* DATA TO USE:
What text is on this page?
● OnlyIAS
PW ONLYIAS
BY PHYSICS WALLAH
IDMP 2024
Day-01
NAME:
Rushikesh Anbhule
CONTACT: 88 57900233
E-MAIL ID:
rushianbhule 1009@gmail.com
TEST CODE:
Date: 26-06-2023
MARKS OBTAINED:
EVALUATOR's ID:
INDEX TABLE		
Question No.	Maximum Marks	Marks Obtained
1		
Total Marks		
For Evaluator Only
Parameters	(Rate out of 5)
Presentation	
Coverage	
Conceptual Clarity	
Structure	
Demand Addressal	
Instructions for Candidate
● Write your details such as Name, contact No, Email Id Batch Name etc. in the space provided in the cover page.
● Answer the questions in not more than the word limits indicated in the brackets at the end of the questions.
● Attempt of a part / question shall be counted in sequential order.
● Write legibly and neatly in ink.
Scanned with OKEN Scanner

* GIVEN EXERCISE:
Report how many lines hold the string "Write", giving the number and nothing else.

* ANSWER TO THIS EXERCISE:
2